- EXERCISE DIRECTIONS -
Answer these questions using the ATP Tour article below:
(a) How many Masters titles did Novak Djokovic win in 2015?
(b) Which tournament's final did Benoit Paire reach?
(c) Where did Hyeon Chung earn most of his ranking points?

- TEXT TO READ -
Thursday, November 26, 2015

Who Exceeded Expectations on the ATP Tour in 2015?

The following is a look at a few players on the ATP Tour who exceeded their expectations heading into the 2015 season:

Novak Djokovic:  Djokovic had ridiculously high expectations heading into the year, and he more than exceeded them.  Any questions about why he seemed to let some grand slam titles slip away were put to rest, and he continued to rocket his way up through the record books.  Winning 3 grand slams and 6 Masters titles is nearly impossible to achieve, and in doing so he destroyed any notion that the "Big Four" as we have come to know it still exists.  Djokovic came within one match of winning the 2015 Grand Slam, and would anyone really be surprised if he pulls it off in 2016?    

Benoit Paire:  Benoit Paire ended 2014 ranked around 100 in the world, and at one point early in 2015 nearly fell down to 150.  A once promising career seemed to be slipping away, in part based on injuries and a questionable mental game.  However, Paire managed to show some serious resolve and grinded his way all the up to 19 in the world at the season's end.  He showed more mental toughness along the way than most of us thought he had in him, notably fighting off match points to knock out Nishikori at the US Open, and winning 4 consecutive 3 set matches against tough competition to reach the finals of the 500 level Japan Open.  Paire put himself in a great position to take off in 2016, and will definitely be someone to watch going forward.

Hyeon Chung:  19 year old Hyeon Chung increased his ranking by over 100 spots in 2015, and finds himself just outside of the top 50 in the world.  He's part of a talented group of young teenagers getting ready to make their move on the ATP Tour, and will look to continue his rise in 2016.  Most of Chung's ranking points came in Challengers, and he didn't do much at the ATP level.  This isn't unusual or overly concerning for a teenager trying to break through, but Chung will need to fare better against ATP level competition in 2016 or he risks taking a step back.  Regardless of where he goes from here (and the bet is he'll adjust and be ready to make another jump next year), he took a major step forward this season.

Bernard Tomic:  Tomic started the year outside of the top 50 in the rankings, and quietly ends the year with a spot in the world's top 20.  Just when it seemed like the off-court drama surrounding Tomic would derail his career, he seems to have righted the ship in 2015.  While he's long been projected as a future star and it may seem strange to say a 23 year old Tomic "exceeded expectations" with a mere top 20 finish, it just shows how far he had fallen.  Tomic likely benefited from reduced attention given the emergence of other young Australian stars- notably Kyrgios and Kokkinakis, and should just be entering his prime in the next few years.

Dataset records
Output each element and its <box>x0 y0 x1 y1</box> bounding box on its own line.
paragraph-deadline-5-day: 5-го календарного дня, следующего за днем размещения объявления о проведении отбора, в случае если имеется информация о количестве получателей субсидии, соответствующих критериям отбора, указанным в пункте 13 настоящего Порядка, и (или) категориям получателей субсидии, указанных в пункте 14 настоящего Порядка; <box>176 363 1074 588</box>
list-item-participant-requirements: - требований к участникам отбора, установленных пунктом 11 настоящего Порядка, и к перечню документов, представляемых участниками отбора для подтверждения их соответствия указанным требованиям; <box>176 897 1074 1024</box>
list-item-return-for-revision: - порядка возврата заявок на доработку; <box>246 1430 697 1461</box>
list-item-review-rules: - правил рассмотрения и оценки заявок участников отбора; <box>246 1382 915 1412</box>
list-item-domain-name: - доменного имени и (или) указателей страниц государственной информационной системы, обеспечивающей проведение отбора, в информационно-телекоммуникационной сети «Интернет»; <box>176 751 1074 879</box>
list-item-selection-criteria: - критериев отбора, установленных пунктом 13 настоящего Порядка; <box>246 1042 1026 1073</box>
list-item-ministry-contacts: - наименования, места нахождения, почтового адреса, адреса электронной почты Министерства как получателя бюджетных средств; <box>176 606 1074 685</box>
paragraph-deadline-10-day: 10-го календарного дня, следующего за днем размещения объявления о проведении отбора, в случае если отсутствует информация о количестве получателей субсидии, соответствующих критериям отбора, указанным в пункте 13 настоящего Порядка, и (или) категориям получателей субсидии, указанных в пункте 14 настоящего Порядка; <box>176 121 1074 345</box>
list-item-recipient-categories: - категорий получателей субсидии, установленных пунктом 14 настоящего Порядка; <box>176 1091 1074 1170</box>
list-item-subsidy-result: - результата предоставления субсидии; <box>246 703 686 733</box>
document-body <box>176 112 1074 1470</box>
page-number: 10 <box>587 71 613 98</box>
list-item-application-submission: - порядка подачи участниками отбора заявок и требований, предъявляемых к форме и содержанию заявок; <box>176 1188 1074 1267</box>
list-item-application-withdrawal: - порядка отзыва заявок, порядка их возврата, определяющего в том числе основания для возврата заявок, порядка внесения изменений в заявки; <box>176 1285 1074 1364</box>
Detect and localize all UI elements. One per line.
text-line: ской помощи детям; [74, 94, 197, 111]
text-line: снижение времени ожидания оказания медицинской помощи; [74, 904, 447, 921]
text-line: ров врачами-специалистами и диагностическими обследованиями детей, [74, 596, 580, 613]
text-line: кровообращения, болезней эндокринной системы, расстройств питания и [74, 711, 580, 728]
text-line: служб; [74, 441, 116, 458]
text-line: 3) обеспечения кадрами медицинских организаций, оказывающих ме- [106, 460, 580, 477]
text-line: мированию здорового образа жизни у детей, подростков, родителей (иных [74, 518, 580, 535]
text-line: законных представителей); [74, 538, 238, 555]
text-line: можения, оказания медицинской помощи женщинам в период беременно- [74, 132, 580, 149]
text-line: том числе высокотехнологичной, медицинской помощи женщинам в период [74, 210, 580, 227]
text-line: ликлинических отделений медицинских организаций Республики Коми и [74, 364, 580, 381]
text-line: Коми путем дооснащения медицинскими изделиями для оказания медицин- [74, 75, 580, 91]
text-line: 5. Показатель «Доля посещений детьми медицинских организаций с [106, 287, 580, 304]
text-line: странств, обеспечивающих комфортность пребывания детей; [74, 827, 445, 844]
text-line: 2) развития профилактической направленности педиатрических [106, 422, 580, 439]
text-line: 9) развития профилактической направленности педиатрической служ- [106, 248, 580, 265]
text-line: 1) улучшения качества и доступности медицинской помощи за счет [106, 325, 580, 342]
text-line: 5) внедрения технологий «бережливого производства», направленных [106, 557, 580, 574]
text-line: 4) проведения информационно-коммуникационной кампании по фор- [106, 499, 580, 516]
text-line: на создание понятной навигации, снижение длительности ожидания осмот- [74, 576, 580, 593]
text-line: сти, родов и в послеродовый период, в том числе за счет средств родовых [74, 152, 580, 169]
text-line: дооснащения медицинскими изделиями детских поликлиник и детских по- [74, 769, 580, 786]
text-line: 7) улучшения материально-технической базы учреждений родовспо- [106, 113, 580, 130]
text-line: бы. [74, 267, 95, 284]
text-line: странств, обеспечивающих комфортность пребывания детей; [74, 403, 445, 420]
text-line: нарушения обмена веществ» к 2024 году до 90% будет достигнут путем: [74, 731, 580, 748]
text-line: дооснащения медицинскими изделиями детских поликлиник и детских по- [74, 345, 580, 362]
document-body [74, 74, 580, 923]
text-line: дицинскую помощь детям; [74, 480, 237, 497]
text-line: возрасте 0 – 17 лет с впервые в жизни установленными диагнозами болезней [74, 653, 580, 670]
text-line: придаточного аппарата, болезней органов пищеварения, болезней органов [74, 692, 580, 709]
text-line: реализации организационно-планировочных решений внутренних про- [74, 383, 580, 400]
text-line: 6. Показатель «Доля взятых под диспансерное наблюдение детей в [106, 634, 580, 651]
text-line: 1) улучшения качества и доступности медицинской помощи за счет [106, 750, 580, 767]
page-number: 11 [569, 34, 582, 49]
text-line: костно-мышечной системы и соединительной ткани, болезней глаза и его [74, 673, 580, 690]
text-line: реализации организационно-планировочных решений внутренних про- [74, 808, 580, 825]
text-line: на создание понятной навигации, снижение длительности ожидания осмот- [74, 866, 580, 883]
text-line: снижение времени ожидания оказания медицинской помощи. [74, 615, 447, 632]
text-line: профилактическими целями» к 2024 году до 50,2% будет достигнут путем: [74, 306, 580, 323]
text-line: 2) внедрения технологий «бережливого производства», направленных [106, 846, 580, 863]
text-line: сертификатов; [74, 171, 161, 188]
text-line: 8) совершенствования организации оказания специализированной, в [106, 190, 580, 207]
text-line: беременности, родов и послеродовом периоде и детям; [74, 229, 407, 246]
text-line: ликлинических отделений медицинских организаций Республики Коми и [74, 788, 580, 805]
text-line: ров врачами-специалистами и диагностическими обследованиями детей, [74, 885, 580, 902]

- TASK ANSWER -
(a) Six.
(b) The 500 level Japan Open.
(c) In Challengers.